Stored data entries

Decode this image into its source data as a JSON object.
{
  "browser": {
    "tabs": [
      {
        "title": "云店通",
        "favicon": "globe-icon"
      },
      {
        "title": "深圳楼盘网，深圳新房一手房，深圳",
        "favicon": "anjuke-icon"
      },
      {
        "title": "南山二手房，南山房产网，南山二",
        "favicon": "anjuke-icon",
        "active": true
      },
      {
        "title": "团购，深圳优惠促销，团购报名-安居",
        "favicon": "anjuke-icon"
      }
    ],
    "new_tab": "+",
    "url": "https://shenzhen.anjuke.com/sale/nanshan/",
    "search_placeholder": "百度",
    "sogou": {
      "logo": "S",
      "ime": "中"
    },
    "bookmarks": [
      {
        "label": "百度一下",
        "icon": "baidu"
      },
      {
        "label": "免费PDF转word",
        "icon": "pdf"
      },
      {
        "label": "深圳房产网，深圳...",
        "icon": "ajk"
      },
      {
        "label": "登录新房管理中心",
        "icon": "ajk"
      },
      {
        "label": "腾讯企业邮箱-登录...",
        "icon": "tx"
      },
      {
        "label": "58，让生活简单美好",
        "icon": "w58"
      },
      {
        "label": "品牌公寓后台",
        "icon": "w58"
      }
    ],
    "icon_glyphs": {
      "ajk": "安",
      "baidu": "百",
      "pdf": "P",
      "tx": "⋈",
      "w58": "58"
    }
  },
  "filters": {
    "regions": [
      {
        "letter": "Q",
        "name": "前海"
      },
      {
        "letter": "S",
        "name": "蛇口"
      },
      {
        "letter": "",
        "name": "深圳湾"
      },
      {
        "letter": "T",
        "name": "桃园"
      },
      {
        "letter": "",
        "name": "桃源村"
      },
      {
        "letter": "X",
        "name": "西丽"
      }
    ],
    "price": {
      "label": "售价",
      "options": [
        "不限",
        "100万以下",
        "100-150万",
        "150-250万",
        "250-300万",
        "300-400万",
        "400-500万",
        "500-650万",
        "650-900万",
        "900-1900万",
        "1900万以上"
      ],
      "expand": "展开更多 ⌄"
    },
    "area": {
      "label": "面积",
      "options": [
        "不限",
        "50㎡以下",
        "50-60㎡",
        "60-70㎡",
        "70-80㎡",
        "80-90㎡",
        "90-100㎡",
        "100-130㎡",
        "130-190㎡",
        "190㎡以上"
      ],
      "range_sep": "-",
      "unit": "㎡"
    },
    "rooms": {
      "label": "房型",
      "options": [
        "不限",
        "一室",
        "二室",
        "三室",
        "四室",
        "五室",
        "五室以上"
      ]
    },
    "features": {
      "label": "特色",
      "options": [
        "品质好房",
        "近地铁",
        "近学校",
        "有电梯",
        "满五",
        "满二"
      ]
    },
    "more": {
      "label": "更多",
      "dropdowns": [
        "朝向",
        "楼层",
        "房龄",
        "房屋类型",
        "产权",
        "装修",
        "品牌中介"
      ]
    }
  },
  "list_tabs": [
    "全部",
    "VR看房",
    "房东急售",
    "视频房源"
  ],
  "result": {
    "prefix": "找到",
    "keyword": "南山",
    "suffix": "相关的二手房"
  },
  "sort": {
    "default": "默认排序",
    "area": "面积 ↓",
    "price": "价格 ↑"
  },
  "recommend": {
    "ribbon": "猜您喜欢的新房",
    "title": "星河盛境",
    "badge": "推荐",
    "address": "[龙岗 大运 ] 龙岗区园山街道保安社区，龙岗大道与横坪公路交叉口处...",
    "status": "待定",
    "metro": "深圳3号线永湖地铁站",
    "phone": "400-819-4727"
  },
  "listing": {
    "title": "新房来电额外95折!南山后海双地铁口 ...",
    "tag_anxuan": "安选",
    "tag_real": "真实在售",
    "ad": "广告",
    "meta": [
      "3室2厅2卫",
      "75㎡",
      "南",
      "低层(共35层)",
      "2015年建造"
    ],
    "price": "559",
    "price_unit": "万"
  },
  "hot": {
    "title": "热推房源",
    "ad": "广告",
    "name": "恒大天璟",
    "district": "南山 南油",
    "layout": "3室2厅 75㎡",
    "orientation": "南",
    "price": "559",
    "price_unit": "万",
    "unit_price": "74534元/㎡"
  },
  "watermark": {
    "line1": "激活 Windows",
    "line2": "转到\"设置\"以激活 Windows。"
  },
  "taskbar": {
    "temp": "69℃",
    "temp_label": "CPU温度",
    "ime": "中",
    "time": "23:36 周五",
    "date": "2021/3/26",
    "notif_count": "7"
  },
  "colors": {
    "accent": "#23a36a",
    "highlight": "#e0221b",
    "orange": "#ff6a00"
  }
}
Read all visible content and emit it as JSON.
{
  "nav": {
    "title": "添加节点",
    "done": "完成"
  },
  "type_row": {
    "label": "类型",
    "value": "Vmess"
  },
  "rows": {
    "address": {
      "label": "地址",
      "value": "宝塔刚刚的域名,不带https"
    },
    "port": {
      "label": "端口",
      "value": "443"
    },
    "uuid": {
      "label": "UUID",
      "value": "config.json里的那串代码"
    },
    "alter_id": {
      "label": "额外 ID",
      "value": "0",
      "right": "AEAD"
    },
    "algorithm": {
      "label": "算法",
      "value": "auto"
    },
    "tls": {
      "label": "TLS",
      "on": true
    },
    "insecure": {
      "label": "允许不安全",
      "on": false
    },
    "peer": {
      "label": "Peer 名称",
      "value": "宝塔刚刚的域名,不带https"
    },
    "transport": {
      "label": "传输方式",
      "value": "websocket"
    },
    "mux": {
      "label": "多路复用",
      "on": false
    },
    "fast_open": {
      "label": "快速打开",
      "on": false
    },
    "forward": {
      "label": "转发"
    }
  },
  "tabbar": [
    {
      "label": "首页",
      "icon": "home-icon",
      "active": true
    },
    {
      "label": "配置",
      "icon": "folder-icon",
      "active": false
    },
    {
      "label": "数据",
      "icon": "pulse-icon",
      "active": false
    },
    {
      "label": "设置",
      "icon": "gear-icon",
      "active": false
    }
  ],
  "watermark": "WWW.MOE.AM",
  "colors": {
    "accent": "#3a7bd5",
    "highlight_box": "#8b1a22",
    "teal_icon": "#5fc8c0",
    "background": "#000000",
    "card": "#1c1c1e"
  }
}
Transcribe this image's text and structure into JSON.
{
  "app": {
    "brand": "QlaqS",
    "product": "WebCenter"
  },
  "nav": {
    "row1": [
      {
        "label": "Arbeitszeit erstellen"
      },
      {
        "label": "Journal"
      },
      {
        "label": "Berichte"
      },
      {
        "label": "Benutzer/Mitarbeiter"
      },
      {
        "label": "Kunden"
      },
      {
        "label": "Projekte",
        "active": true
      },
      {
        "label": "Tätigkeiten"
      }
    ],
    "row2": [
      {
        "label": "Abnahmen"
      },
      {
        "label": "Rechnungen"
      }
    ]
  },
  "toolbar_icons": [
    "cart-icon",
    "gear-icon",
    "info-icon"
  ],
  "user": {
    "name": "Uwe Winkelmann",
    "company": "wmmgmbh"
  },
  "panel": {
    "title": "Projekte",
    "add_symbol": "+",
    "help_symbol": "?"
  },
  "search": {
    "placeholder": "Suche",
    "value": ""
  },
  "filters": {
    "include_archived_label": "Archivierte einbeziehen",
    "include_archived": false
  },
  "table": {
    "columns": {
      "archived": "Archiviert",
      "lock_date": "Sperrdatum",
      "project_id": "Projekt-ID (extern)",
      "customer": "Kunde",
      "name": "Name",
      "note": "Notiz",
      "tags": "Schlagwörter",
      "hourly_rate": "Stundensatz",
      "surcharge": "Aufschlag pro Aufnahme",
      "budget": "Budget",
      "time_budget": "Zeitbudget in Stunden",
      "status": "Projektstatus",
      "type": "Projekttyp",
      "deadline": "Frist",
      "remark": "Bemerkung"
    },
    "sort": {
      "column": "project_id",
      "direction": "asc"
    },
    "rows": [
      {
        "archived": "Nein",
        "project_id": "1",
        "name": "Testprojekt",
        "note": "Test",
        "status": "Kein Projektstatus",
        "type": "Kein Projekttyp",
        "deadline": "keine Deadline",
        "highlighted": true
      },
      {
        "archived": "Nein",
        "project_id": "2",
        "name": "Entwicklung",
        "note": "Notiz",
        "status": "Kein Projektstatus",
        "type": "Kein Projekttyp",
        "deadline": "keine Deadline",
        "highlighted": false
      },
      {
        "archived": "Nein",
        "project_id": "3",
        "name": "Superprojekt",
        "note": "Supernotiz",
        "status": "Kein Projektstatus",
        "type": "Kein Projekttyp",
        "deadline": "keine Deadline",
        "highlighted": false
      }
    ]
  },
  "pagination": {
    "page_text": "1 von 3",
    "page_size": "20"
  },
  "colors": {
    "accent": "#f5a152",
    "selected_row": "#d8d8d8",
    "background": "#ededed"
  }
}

What to work on —
Where a line holds "favicon", copy that line.

Answer to the problem —
        "favicon": "globe-icon"
        "favicon": "anjuke-icon"
        "favicon": "anjuke-icon",
        "favicon": "anjuke-icon"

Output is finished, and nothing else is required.